Rows from a dataset
>> start

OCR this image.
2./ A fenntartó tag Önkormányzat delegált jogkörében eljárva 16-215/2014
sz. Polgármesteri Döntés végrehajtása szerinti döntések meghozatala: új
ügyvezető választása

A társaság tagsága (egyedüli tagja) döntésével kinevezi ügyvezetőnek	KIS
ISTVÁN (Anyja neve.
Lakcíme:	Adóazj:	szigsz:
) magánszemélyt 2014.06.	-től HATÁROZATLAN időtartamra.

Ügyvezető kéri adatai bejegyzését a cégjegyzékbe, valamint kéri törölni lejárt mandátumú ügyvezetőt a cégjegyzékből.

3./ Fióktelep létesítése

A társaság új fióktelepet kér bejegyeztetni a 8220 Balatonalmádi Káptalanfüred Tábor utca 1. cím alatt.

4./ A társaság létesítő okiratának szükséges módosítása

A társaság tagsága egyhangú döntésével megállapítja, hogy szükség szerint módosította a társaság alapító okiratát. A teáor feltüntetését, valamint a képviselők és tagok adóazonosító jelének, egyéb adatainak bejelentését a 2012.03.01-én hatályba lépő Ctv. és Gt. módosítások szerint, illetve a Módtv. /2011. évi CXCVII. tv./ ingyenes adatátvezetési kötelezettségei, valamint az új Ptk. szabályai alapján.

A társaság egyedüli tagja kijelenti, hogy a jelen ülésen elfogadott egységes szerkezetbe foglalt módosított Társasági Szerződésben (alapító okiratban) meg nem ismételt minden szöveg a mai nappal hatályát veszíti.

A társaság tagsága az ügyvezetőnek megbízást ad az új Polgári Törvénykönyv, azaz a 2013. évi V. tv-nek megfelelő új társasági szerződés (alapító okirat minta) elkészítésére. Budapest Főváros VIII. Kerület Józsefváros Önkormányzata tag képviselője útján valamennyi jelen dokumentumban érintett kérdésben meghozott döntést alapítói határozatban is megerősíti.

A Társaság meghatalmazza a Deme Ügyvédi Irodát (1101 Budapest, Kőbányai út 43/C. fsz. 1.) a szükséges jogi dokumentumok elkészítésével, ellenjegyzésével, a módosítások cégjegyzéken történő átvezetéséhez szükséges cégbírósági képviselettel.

>> end

DIRECTIONS FOR THIS TASK = How many of the lines above include the string "tagja"? Reply with the number by itself.

TASK ANSWER = 2